▸ What to work on:
Copy the data that follows exactly. Include no pictures.

▸ Exercise input:
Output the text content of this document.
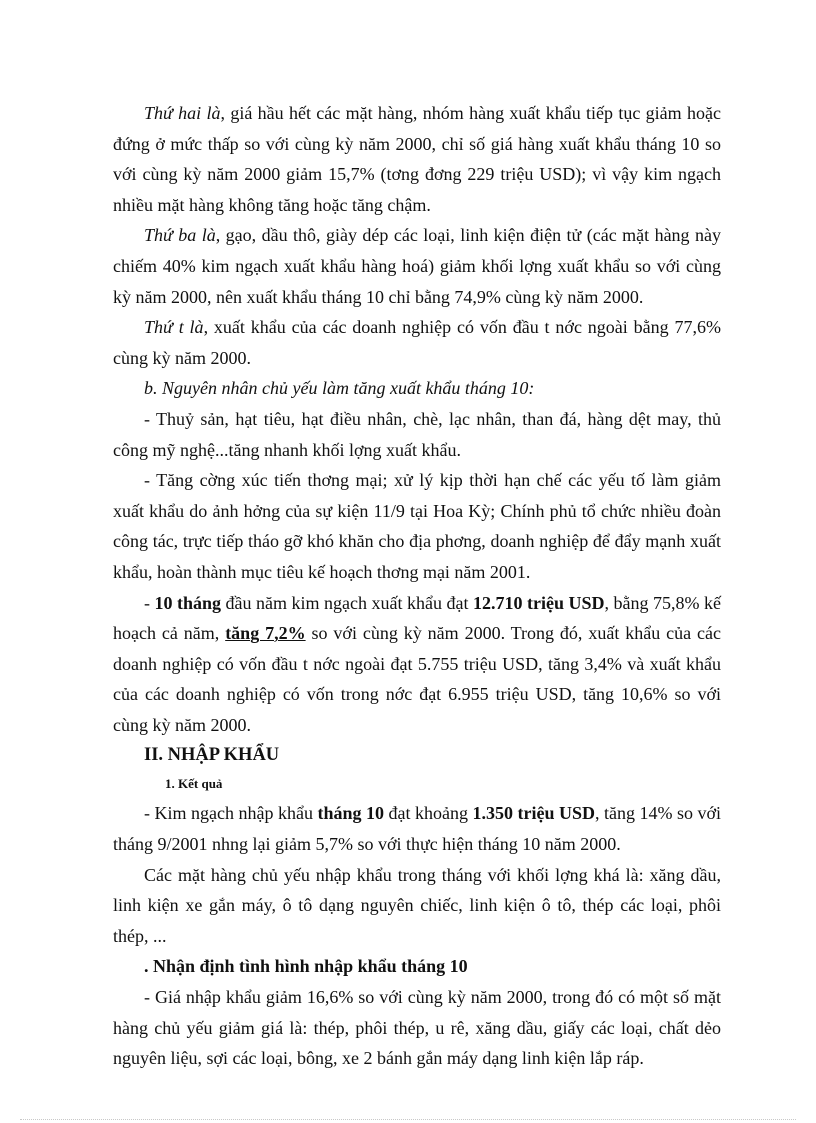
Thứ hai là, giá hầu hết các mặt hàng, nhóm hàng xuất khẩu tiếp tục giảm hoặc đứng ở mức thấp so với cùng kỳ năm 2000, chỉ số giá hàng xuất khẩu tháng 10 so với cùng kỳ năm 2000 giảm 15,7% (tơng đơng 229 triệu USD); vì vậy kim ngạch nhiều mặt hàng không tăng hoặc tăng chậm.

Thứ ba là, gạo, dầu thô, giày dép các loại, linh kiện điện tử (các mặt hàng này chiếm 40% kim ngạch xuất khẩu hàng hoá) giảm khối lợng xuất khẩu so với cùng kỳ năm 2000, nên xuất khẩu tháng 10 chỉ bằng 74,9% cùng kỳ năm 2000.

Thứ t là, xuất khẩu của các doanh nghiệp có vốn đầu t nớc ngoài bằng 77,6% cùng kỳ năm 2000.

b. Nguyên nhân chủ yếu làm tăng xuất khẩu tháng 10:

- Thuỷ sản, hạt tiêu, hạt điều nhân, chè, lạc nhân, than đá, hàng dệt may, thủ công mỹ nghệ...tăng nhanh khối lợng xuất khẩu.

- Tăng cờng xúc tiến thơng mại; xử lý kịp thời hạn chế các yếu tố làm giảm xuất khẩu do ảnh hởng của sự kiện 11/9 tại Hoa Kỳ; Chính phủ tổ chức nhiều đoàn công tác, trực tiếp tháo gỡ khó khăn cho địa phơng, doanh nghiệp để đẩy mạnh xuất khẩu, hoàn thành mục tiêu kế hoạch thơng mại năm 2001.

- 10 tháng đầu năm kim ngạch xuất khẩu đạt 12.710 triệu USD, bằng 75,8% kế hoạch cả năm, tăng 7,2% so với cùng kỳ năm 2000. Trong đó, xuất khẩu của các doanh nghiệp có vốn đầu t nớc ngoài đạt 5.755 triệu USD, tăng 3,4% và xuất khẩu của các doanh nghiệp có vốn trong nớc đạt 6.955 triệu USD, tăng 10,6% so với cùng kỳ năm 2000.

II. NHẬP KHẨU

1. Kết quả

- Kim ngạch nhập khẩu tháng 10 đạt khoảng 1.350 triệu USD, tăng 14% so với tháng 9/2001 nhng lại giảm 5,7% so với thực hiện tháng 10 năm 2000.

Các mặt hàng chủ yếu nhập khẩu trong tháng với khối lợng khá là: xăng dầu, linh kiện xe gắn máy, ô tô dạng nguyên chiếc, linh kiện ô tô, thép các loại, phôi thép, ...

. Nhận định tình hình nhập khẩu tháng 10

- Giá nhập khẩu giảm 16,6% so với cùng kỳ năm 2000, trong đó có một số mặt hàng chủ yếu giảm giá là: thép, phôi thép, u rê, xăng dầu, giấy các loại, chất dẻo nguyên liệu, sợi các loại, bông, xe 2 bánh gắn máy dạng linh kiện lắp ráp.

▸ Response:
Output the text content of this document.
Thứ hai là, giá hầu hết các mặt hàng, nhóm hàng xuất khẩu tiếp tục giảm hoặc đứng ở mức thấp so với cùng kỳ năm 2000, chỉ số giá hàng xuất khẩu tháng 10 so với cùng kỳ năm 2000 giảm 15,7% (tơng đơng 229 triệu USD); vì vậy kim ngạch nhiều mặt hàng không tăng hoặc tăng chậm.

Thứ ba là, gạo, dầu thô, giày dép các loại, linh kiện điện tử (các mặt hàng này chiếm 40% kim ngạch xuất khẩu hàng hoá) giảm khối lợng xuất khẩu so với cùng kỳ năm 2000, nên xuất khẩu tháng 10 chỉ bằng 74,9% cùng kỳ năm 2000.

Thứ t là, xuất khẩu của các doanh nghiệp có vốn đầu t nớc ngoài bằng 77,6% cùng kỳ năm 2000.

b. Nguyên nhân chủ yếu làm tăng xuất khẩu tháng 10:

- Thuỷ sản, hạt tiêu, hạt điều nhân, chè, lạc nhân, than đá, hàng dệt may, thủ công mỹ nghệ...tăng nhanh khối lợng xuất khẩu.

- Tăng cờng xúc tiến thơng mại; xử lý kịp thời hạn chế các yếu tố làm giảm xuất khẩu do ảnh hởng của sự kiện 11/9 tại Hoa Kỳ; Chính phủ tổ chức nhiều đoàn công tác, trực tiếp tháo gỡ khó khăn cho địa phơng, doanh nghiệp để đẩy mạnh xuất khẩu, hoàn thành mục tiêu kế hoạch thơng mại năm 2001.

- 10 tháng đầu năm kim ngạch xuất khẩu đạt 12.710 triệu USD, bằng 75,8% kế hoạch cả năm, tăng 7,2% so với cùng kỳ năm 2000. Trong đó, xuất khẩu của các doanh nghiệp có vốn đầu t nớc ngoài đạt 5.755 triệu USD, tăng 3,4% và xuất khẩu của các doanh nghiệp có vốn trong nớc đạt 6.955 triệu USD, tăng 10,6% so với cùng kỳ năm 2000.

II. NHẬP KHẨU

1. Kết quả

- Kim ngạch nhập khẩu tháng 10 đạt khoảng 1.350 triệu USD, tăng 14% so với tháng 9/2001 nhng lại giảm 5,7% so với thực hiện tháng 10 năm 2000.

Các mặt hàng chủ yếu nhập khẩu trong tháng với khối lợng khá là: xăng dầu, linh kiện xe gắn máy, ô tô dạng nguyên chiếc, linh kiện ô tô, thép các loại, phôi thép, ...

. Nhận định tình hình nhập khẩu tháng 10

- Giá nhập khẩu giảm 16,6% so với cùng kỳ năm 2000, trong đó có một số mặt hàng chủ yếu giảm giá là: thép, phôi thép, u rê, xăng dầu, giấy các loại, chất dẻo nguyên liệu, sợi các loại, bông, xe 2 bánh gắn máy dạng linh kiện lắp ráp.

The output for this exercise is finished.